# Task material
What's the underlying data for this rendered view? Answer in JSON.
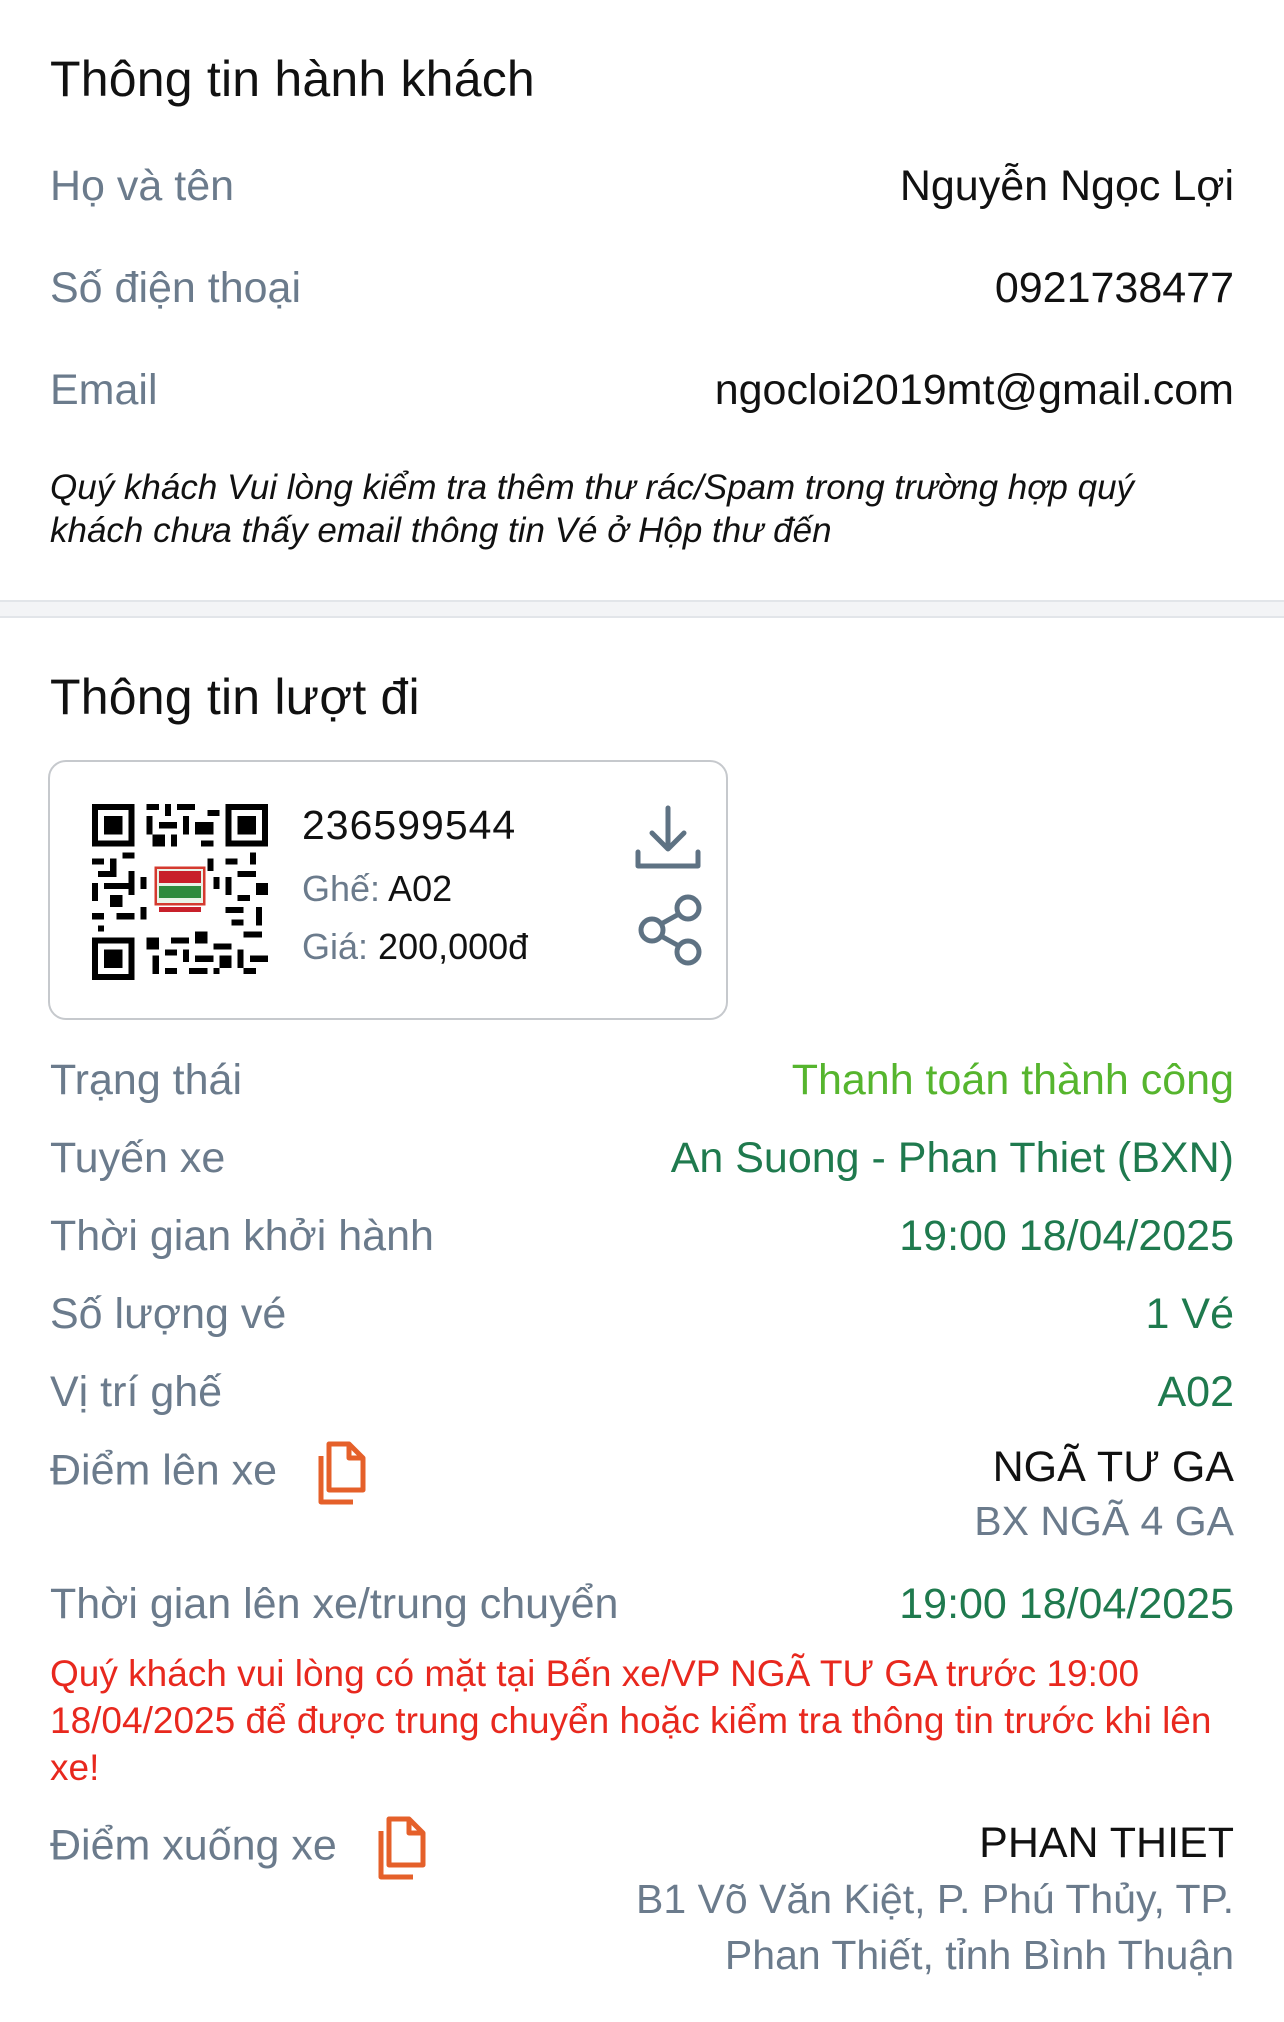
{
  "passenger": {
    "title": "Thông tin hành khách",
    "name_label": "Họ và tên",
    "name_value": "Nguyễn Ngọc Lợi",
    "phone_label": "Số điện thoại",
    "phone_value": "0921738477",
    "email_label": "Email",
    "email_value": "ngocloi2019mt@gmail.com",
    "note": "Quý khách Vui lòng kiểm tra thêm thư rác/Spam trong trường hợp quý khách chưa thấy email thông tin Vé ở Hộp thư đến"
  },
  "trip": {
    "title": "Thông tin lượt đi",
    "ticket": {
      "code": "236599544",
      "seat_label": "Ghế:",
      "seat_value": "A02",
      "price_label": "Giá:",
      "price_value": "200,000đ"
    },
    "status_label": "Trạng thái",
    "status_value": "Thanh toán thành công",
    "route_label": "Tuyến xe",
    "route_value": "An Suong - Phan Thiet (BXN)",
    "departure_label": "Thời gian khởi hành",
    "departure_value": "19:00 18/04/2025",
    "quantity_label": "Số lượng vé",
    "quantity_value": "1 Vé",
    "seat_label": "Vị trí ghế",
    "seat_value": "A02",
    "pickup_label": "Điểm lên xe",
    "pickup_value": "NGÃ TƯ GA",
    "pickup_sub": "BX NGÃ 4 GA",
    "board_time_label": "Thời gian lên xe/trung chuyển",
    "board_time_value": "19:00 18/04/2025",
    "warning": "Quý khách vui lòng có mặt tại Bến xe/VP NGÃ TƯ GA trước 19:00 18/04/2025 để được trung chuyển hoặc kiểm tra thông tin trước khi lên xe!",
    "dropoff_label": "Điểm xuống xe",
    "dropoff_value": "PHAN THIET",
    "dropoff_sub_1": "B1 Võ Văn Kiệt, P. Phú Thủy, TP.",
    "dropoff_sub_2": "Phan Thiết, tỉnh Bình Thuận"
  },
  "colors": {
    "label": "#6b7b8c",
    "success": "#56b52e",
    "highlight": "#1f7a4e",
    "warning": "#e8281e",
    "copy_icon": "#e5602a"
  },
  "icons": [
    "qr-code-icon",
    "download-icon",
    "share-icon",
    "copy-icon"
  ]
}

# Requirement
From the listing above, print every entry precisely and drop the pictures.

# Output for this exercise
What's the underlying data for this rendered view? Answer in JSON.
{
  "passenger": {
    "title": "Thông tin hành khách",
    "name_label": "Họ và tên",
    "name_value": "Nguyễn Ngọc Lợi",
    "phone_label": "Số điện thoại",
    "phone_value": "0921738477",
    "email_label": "Email",
    "email_value": "ngocloi2019mt@gmail.com",
    "note": "Quý khách Vui lòng kiểm tra thêm thư rác/Spam trong trường hợp quý khách chưa thấy email thông tin Vé ở Hộp thư đến"
  },
  "trip": {
    "title": "Thông tin lượt đi",
    "ticket": {
      "code": "236599544",
      "seat_label": "Ghế:",
      "seat_value": "A02",
      "price_label": "Giá:",
      "price_value": "200,000đ"
    },
    "status_label": "Trạng thái",
    "status_value": "Thanh toán thành công",
    "route_label": "Tuyến xe",
    "route_value": "An Suong - Phan Thiet (BXN)",
    "departure_label": "Thời gian khởi hành",
    "departure_value": "19:00 18/04/2025",
    "quantity_label": "Số lượng vé",
    "quantity_value": "1 Vé",
    "seat_label": "Vị trí ghế",
    "seat_value": "A02",
    "pickup_label": "Điểm lên xe",
    "pickup_value": "NGÃ TƯ GA",
    "pickup_sub": "BX NGÃ 4 GA",
    "board_time_label": "Thời gian lên xe/trung chuyển",
    "board_time_value": "19:00 18/04/2025",
    "warning": "Quý khách vui lòng có mặt tại Bến xe/VP NGÃ TƯ GA trước 19:00 18/04/2025 để được trung chuyển hoặc kiểm tra thông tin trước khi lên xe!",
    "dropoff_label": "Điểm xuống xe",
    "dropoff_value": "PHAN THIET",
    "dropoff_sub_1": "B1 Võ Văn Kiệt, P. Phú Thủy, TP.",
    "dropoff_sub_2": "Phan Thiết, tỉnh Bình Thuận"
  },
  "colors": {
    "label": "#6b7b8c",
    "success": "#56b52e",
    "highlight": "#1f7a4e",
    "warning": "#e8281e",
    "copy_icon": "#e5602a"
  },
  "icons": [
    "qr-code-icon",
    "download-icon",
    "share-icon",
    "copy-icon"
  ]
}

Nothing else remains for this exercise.